### EXERCISE INPUTS
+ + + + + + +

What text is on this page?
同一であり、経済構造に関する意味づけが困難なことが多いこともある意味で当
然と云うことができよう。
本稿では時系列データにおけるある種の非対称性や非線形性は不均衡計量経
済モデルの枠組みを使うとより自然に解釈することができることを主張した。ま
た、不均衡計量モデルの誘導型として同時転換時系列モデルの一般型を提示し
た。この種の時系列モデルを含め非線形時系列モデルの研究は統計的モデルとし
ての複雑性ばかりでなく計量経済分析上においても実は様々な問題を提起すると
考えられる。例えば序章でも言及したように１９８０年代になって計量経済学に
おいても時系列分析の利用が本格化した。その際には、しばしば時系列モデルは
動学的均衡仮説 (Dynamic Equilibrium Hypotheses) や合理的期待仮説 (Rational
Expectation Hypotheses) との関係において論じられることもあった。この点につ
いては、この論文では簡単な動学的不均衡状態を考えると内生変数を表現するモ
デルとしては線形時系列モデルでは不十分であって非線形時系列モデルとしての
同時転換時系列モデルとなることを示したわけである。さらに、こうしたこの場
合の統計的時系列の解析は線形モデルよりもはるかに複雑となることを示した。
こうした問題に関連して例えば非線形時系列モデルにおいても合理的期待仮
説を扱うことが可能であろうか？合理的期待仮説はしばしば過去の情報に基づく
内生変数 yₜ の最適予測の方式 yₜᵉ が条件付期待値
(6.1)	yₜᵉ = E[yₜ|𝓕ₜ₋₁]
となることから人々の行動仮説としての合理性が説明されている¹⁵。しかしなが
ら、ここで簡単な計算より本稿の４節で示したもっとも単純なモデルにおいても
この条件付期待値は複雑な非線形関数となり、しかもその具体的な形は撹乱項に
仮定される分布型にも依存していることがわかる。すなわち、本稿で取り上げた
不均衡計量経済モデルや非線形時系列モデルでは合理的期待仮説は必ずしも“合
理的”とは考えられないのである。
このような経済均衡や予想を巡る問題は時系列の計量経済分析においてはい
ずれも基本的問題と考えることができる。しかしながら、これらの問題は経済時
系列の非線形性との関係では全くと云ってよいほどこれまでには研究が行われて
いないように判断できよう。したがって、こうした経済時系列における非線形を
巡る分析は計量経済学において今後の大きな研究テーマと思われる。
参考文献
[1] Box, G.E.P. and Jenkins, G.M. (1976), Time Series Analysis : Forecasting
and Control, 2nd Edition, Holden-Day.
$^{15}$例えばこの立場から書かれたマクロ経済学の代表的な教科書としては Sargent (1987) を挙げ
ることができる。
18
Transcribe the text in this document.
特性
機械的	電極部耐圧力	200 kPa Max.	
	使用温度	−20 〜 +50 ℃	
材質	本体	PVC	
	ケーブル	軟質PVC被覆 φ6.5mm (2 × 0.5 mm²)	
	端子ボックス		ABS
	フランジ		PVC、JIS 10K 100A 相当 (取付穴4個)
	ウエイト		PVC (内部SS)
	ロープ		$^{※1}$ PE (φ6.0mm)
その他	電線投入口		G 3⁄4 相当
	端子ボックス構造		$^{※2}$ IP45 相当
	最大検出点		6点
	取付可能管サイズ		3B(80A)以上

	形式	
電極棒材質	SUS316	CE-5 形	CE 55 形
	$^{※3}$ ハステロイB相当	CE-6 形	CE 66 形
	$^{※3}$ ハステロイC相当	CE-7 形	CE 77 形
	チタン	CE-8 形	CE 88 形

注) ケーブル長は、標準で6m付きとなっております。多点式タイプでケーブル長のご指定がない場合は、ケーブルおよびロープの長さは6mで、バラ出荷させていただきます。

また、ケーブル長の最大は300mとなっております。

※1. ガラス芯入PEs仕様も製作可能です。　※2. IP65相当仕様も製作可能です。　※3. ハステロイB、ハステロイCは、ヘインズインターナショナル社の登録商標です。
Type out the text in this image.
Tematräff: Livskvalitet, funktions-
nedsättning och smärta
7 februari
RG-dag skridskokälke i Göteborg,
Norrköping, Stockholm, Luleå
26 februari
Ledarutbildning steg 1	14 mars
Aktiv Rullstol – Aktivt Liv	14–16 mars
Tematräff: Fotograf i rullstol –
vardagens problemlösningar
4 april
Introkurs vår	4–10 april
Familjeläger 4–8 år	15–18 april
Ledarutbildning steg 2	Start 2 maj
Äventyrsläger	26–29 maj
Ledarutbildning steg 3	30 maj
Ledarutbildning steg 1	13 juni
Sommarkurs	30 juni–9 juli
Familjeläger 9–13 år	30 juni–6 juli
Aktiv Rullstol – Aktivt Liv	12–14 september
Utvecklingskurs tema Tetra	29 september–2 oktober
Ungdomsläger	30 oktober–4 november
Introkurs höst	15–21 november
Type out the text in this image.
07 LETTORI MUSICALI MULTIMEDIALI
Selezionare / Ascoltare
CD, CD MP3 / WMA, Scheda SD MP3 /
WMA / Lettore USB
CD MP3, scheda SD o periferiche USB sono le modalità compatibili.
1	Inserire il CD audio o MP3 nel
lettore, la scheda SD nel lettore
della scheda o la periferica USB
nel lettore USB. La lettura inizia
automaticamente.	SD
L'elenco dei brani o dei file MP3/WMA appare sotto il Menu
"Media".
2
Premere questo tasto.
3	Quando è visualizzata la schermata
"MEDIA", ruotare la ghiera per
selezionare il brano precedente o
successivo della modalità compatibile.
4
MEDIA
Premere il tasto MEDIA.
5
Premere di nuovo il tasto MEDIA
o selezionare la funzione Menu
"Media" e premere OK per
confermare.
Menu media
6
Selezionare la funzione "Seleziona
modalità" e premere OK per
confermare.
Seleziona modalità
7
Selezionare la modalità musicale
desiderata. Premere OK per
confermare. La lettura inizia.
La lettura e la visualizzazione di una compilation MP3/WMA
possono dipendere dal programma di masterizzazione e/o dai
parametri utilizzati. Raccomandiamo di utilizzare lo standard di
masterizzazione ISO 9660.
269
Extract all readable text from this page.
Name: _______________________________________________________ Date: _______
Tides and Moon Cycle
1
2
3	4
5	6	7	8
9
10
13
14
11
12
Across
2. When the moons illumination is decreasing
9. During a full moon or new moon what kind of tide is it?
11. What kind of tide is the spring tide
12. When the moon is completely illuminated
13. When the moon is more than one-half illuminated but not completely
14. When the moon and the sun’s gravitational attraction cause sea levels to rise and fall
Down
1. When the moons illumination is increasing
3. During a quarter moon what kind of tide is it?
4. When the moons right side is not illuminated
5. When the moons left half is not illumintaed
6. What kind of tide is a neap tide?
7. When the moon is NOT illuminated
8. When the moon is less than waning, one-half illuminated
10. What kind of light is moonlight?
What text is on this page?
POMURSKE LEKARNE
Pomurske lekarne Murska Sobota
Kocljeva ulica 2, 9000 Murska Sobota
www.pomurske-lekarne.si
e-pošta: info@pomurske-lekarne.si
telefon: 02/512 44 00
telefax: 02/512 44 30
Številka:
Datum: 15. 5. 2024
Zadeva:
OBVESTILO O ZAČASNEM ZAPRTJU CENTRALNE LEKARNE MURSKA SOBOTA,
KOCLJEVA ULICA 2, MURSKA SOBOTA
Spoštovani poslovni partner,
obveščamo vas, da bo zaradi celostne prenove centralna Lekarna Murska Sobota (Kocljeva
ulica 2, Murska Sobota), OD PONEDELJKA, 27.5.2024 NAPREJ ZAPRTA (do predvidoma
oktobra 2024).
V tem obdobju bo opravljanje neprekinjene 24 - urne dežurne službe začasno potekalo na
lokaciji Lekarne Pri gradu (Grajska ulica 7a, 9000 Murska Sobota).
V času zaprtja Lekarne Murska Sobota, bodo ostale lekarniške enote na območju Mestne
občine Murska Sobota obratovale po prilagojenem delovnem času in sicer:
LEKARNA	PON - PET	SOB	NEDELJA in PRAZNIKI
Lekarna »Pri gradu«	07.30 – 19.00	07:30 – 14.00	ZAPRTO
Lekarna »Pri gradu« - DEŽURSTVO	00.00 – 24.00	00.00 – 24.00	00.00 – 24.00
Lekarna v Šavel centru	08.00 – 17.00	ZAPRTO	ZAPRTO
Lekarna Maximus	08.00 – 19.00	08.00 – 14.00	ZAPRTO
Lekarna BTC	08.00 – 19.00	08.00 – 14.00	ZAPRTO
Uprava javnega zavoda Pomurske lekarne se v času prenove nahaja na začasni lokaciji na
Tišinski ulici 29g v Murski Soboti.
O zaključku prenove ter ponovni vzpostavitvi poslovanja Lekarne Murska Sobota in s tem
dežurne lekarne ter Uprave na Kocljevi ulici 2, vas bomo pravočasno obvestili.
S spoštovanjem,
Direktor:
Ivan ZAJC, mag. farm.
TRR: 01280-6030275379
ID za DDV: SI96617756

+ + + + + + +

### WHAT YOU WILL DO
Gather all lines from the listing above in which "inizia" occurs.

### ANSWER TO THIS TASK
nel lettore USB. La lettura inizia
confermare. La lettura inizia.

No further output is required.